— BEGIN —

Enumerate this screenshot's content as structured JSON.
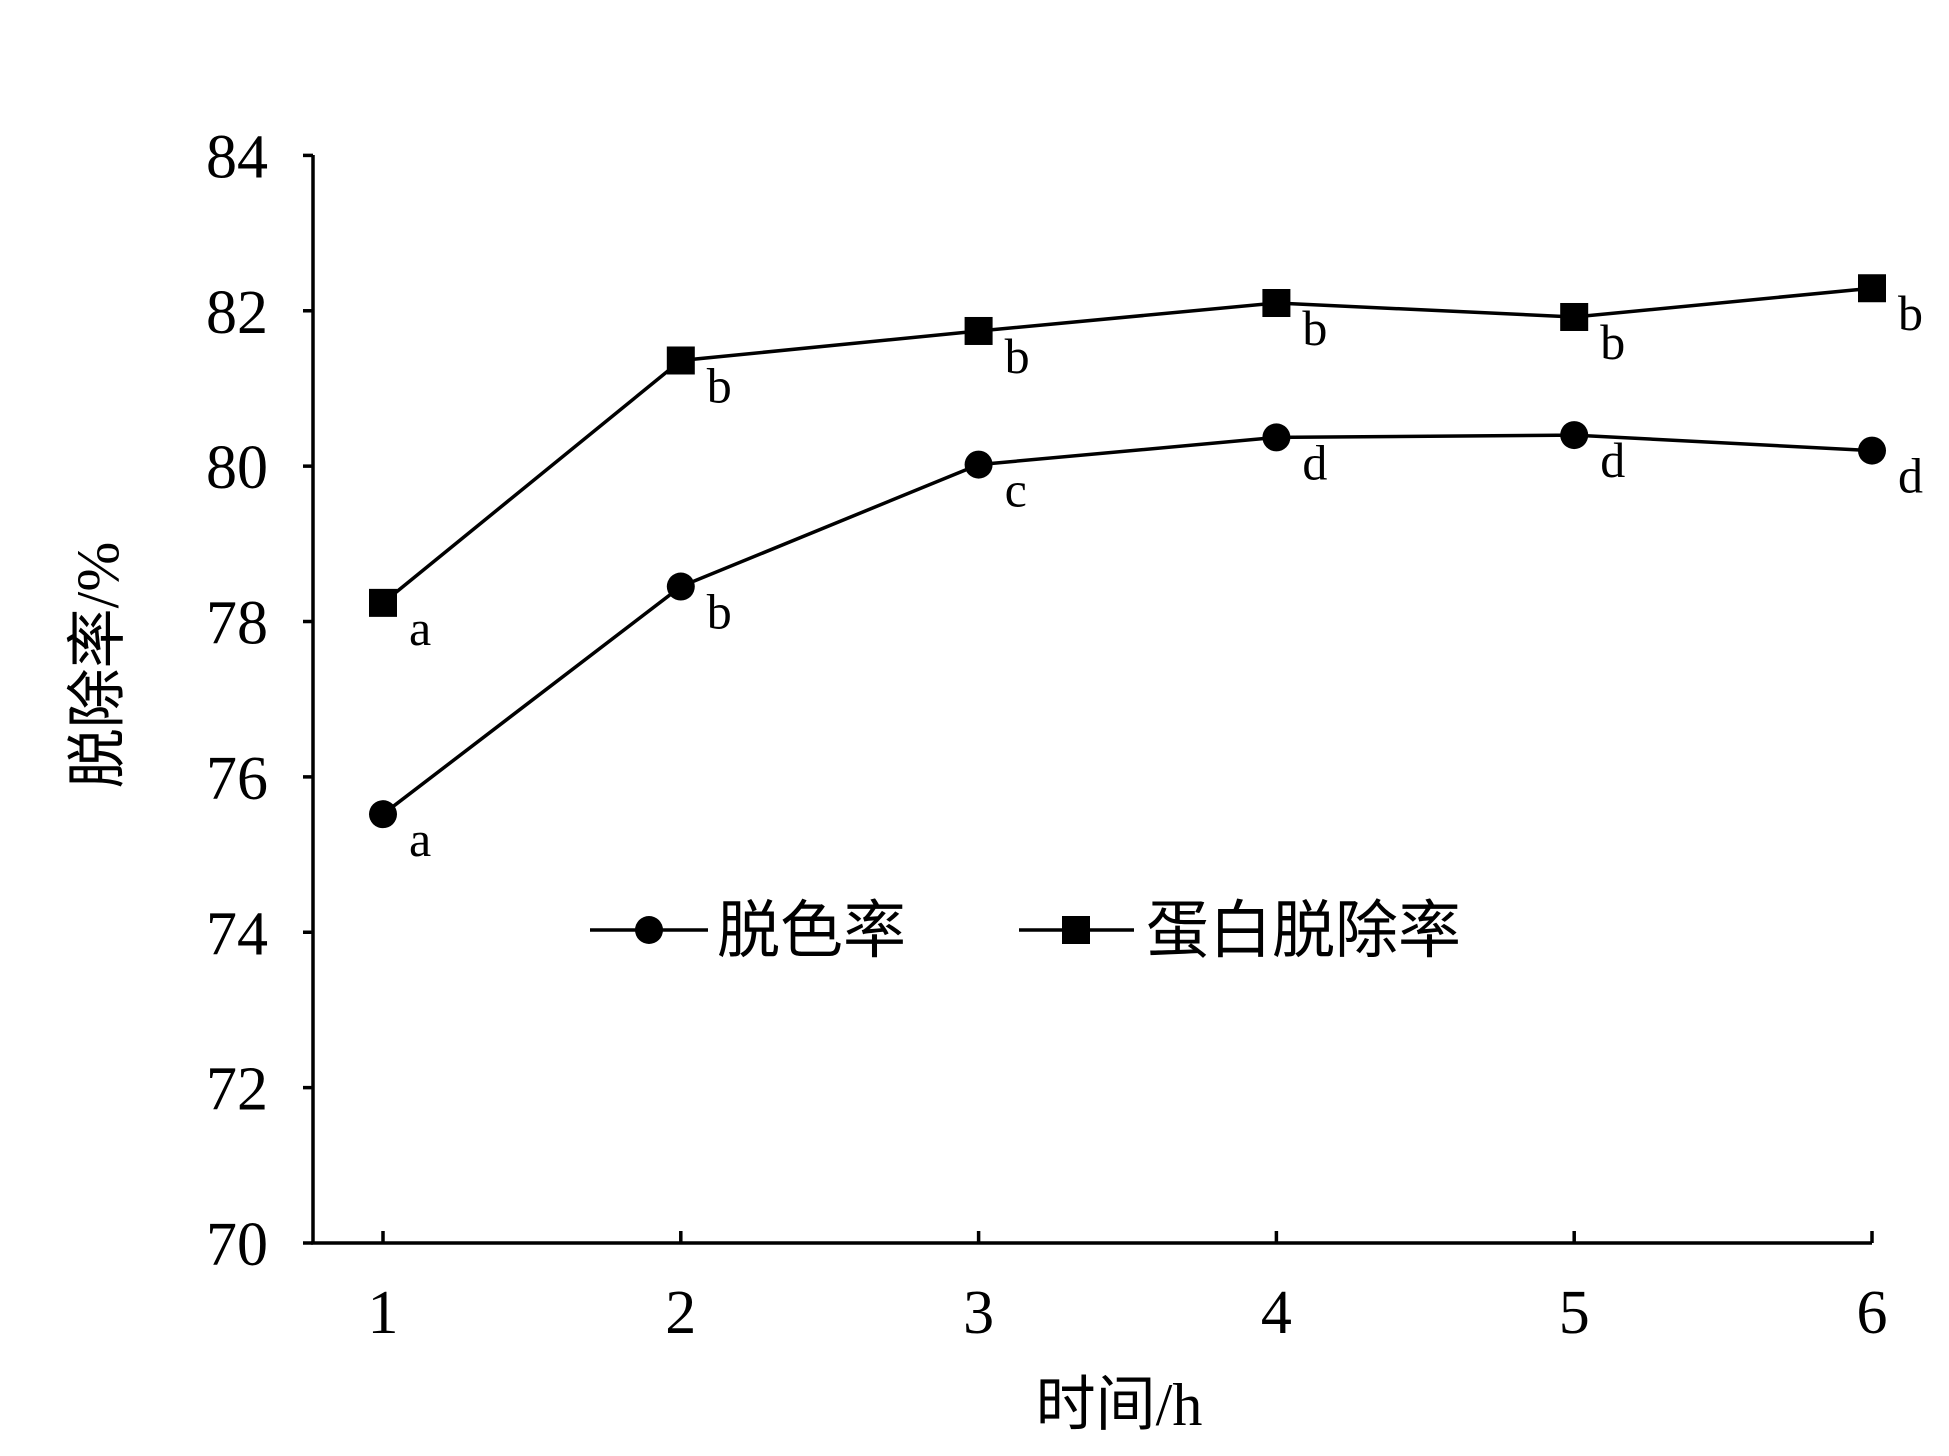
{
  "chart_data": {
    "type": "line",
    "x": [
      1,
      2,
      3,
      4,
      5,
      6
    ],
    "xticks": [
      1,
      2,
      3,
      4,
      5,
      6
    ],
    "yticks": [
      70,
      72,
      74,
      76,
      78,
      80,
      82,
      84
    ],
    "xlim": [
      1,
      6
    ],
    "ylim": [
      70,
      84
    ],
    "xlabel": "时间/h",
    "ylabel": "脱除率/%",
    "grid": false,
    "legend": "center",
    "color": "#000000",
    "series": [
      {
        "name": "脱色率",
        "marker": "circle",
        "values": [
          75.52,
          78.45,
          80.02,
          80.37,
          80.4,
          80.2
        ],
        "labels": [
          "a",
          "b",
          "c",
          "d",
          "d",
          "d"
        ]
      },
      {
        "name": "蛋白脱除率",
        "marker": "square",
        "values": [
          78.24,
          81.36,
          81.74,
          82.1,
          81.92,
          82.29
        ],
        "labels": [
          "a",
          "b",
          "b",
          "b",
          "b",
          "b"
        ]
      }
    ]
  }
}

— END —
— BEGIN —

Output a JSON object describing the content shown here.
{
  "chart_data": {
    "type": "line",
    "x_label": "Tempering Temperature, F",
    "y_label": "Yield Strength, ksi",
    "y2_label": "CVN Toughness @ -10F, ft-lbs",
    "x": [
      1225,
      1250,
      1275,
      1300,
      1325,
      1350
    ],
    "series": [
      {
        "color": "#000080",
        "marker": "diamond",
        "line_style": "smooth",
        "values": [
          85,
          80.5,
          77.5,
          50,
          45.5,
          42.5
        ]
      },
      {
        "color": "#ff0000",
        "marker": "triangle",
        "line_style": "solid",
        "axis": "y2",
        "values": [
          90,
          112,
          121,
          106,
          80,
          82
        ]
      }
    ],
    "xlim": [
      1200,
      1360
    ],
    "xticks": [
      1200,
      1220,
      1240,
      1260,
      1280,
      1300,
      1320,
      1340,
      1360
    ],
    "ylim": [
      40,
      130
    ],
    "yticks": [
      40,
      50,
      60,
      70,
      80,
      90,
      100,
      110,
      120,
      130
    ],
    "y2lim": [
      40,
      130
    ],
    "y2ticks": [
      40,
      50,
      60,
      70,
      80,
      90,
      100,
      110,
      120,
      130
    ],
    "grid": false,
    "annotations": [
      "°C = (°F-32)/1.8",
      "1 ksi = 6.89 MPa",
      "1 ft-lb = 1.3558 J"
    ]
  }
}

— END —

- Exercise description:
Of the lines in this listing, how many contain "color"? Reply with the number and nothing more.

- Expected answer:
3